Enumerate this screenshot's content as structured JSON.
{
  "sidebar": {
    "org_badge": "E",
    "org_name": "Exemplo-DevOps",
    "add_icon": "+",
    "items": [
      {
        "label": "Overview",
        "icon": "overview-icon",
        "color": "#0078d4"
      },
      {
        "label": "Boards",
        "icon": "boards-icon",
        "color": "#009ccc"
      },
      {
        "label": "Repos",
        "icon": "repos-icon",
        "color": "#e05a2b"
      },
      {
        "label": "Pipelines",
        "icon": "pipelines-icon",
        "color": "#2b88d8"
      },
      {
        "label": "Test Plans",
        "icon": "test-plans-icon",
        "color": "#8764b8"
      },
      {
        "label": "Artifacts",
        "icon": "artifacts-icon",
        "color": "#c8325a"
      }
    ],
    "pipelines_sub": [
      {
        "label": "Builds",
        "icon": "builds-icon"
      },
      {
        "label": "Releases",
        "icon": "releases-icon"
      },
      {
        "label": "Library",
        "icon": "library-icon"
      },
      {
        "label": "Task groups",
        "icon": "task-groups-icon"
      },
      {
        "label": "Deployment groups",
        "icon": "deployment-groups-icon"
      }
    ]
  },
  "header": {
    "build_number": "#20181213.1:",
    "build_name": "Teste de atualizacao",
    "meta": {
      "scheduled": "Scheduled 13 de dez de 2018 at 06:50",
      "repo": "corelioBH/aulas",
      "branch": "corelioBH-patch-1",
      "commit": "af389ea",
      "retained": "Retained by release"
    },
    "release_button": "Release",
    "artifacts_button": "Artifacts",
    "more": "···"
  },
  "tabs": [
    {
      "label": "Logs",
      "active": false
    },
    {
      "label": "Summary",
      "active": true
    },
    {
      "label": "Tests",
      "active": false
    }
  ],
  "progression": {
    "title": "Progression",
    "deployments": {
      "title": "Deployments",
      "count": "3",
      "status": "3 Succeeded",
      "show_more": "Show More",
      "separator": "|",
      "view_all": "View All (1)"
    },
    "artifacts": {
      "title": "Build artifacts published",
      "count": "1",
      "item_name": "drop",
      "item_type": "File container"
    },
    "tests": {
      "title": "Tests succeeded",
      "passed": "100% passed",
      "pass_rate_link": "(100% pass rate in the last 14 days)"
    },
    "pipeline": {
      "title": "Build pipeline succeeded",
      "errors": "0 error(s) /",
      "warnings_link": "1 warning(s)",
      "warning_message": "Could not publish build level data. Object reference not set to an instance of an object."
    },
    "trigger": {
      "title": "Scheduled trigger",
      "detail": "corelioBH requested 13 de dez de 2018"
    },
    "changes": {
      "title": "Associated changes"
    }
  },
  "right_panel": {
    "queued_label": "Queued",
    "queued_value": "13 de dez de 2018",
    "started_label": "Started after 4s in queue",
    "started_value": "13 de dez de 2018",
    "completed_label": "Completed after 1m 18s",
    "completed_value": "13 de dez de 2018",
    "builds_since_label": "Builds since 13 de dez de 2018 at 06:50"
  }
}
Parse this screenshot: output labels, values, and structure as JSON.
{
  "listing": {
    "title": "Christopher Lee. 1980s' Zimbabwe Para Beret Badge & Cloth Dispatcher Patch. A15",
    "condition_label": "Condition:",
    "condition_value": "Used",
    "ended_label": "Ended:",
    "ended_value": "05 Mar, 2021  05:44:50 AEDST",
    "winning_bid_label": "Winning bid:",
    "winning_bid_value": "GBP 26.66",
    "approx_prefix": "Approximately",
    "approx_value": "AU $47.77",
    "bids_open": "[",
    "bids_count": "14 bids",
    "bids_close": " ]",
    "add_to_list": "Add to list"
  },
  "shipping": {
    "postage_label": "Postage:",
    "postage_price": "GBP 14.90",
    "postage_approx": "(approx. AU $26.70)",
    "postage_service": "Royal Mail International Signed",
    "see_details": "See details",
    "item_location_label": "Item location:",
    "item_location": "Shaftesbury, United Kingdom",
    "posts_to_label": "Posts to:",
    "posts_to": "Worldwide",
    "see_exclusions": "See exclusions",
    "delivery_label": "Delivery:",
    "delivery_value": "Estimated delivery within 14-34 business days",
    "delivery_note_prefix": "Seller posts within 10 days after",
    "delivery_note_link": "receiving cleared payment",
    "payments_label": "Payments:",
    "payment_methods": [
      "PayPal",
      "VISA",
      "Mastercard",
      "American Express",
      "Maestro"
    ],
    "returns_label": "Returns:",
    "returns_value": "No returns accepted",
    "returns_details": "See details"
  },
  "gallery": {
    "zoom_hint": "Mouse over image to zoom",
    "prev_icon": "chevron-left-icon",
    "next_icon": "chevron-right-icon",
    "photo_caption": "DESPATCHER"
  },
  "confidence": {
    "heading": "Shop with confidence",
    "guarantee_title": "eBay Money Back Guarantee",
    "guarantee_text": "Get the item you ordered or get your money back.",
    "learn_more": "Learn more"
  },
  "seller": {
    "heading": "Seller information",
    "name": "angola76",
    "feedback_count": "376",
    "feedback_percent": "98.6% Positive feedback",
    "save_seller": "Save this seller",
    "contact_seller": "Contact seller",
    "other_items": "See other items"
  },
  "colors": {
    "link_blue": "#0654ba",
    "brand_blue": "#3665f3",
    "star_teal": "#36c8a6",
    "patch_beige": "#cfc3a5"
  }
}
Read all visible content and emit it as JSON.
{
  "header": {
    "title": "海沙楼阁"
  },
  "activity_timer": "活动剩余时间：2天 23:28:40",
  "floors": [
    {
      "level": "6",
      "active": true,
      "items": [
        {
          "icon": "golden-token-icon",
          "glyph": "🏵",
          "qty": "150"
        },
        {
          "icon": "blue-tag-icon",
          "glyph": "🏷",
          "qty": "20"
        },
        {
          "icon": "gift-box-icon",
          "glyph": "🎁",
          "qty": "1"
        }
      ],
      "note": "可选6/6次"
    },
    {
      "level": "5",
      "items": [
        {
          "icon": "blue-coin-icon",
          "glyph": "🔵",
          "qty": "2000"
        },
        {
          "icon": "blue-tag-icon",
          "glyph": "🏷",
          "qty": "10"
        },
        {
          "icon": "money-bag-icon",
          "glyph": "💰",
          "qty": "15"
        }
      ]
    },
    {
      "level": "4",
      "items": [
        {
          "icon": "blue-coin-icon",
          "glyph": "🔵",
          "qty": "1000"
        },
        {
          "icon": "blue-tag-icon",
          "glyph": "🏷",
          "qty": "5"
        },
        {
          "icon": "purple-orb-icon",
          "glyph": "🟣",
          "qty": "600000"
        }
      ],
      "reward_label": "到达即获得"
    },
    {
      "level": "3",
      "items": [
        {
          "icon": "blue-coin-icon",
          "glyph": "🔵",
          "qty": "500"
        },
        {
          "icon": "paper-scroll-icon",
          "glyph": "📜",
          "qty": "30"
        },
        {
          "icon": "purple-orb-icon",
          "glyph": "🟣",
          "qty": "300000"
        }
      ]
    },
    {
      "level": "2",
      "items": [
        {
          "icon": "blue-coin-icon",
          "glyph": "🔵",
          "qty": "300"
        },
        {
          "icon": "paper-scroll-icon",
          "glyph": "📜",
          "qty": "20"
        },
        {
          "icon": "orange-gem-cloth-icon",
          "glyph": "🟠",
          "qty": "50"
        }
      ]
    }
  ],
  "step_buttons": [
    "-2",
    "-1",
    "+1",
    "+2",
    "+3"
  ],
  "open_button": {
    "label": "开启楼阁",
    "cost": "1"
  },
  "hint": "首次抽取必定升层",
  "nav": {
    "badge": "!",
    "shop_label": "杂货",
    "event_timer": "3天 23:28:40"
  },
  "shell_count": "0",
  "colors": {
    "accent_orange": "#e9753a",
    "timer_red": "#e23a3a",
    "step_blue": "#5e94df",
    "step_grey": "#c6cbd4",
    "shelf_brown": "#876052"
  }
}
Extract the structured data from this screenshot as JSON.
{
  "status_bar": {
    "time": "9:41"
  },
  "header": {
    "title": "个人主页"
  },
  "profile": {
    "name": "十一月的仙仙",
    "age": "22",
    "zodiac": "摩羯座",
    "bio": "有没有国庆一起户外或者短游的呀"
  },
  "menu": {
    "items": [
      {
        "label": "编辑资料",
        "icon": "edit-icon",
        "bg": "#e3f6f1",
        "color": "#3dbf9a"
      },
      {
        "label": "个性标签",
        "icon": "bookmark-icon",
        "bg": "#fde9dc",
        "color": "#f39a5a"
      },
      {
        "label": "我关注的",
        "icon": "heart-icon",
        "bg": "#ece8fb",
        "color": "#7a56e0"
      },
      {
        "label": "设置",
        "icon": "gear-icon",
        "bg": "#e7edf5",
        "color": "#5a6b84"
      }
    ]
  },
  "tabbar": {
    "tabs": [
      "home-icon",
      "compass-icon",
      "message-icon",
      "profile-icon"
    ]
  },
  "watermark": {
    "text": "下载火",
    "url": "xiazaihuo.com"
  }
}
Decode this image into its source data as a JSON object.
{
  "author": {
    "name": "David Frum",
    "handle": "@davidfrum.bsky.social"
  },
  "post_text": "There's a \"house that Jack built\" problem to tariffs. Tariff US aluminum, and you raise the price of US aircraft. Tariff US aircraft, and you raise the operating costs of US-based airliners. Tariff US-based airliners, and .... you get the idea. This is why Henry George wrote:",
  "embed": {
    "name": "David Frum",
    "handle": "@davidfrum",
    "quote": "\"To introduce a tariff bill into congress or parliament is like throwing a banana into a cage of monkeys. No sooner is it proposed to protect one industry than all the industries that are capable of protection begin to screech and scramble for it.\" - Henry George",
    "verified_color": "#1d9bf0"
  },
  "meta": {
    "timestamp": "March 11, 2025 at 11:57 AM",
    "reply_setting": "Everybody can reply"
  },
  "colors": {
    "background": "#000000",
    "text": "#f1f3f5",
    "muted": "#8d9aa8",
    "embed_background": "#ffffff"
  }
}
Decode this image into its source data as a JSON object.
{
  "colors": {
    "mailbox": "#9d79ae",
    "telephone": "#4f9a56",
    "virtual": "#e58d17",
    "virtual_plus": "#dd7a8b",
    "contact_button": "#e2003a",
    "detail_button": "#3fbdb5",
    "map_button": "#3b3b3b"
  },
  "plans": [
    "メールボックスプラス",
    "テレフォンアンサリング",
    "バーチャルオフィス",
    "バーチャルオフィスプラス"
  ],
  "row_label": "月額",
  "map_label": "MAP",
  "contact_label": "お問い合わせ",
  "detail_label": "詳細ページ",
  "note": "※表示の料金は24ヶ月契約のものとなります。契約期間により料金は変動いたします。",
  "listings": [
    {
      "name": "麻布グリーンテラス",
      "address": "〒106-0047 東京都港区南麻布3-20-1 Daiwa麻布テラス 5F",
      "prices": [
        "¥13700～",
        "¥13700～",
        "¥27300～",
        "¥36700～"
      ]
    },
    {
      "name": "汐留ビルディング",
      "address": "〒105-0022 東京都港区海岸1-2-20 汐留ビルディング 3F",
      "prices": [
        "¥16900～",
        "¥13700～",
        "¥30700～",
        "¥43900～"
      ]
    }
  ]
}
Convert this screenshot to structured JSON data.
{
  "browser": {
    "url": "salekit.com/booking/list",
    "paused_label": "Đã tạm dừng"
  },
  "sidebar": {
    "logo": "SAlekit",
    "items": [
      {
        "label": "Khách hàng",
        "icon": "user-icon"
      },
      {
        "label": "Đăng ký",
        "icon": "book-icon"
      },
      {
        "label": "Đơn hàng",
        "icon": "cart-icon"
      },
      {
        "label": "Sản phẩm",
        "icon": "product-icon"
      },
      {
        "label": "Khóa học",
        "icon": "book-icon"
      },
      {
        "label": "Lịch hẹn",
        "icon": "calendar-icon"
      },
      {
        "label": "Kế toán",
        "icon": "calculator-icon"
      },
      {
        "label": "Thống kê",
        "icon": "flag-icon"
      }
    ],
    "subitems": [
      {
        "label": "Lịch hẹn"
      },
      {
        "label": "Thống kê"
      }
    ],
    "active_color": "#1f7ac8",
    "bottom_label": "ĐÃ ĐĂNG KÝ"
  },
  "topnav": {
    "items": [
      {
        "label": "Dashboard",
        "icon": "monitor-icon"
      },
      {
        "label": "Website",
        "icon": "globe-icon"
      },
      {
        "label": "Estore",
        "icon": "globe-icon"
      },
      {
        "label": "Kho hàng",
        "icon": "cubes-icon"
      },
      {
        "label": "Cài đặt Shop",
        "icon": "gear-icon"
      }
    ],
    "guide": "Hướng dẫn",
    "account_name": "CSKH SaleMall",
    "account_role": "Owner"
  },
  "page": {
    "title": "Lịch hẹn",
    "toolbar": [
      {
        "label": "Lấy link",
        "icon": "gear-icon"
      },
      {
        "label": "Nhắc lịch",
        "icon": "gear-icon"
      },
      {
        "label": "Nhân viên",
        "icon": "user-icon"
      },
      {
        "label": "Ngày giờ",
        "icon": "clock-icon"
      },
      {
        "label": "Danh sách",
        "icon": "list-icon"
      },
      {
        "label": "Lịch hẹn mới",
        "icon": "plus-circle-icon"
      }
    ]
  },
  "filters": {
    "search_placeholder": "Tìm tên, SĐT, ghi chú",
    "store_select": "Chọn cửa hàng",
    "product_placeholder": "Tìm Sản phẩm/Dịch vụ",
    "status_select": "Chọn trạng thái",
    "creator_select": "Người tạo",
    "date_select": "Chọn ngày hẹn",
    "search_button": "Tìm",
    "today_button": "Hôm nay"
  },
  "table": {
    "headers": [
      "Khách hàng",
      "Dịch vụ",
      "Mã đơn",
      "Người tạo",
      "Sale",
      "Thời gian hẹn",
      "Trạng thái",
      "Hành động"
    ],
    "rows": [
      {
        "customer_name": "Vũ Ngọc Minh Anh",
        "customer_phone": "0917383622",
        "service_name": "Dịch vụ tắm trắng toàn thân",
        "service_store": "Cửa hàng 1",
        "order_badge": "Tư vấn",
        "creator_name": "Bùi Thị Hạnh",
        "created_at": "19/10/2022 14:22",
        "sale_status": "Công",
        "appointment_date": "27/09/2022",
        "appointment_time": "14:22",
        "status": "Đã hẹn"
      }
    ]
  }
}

PROBLEM TO SOLVE:
Copy all lines above containing the string "within".

ANSWER TO THE TASK:
    "delivery_value": "Estimated delivery within 14-34 business days",
    "delivery_note_prefix": "Seller posts within 10 days after",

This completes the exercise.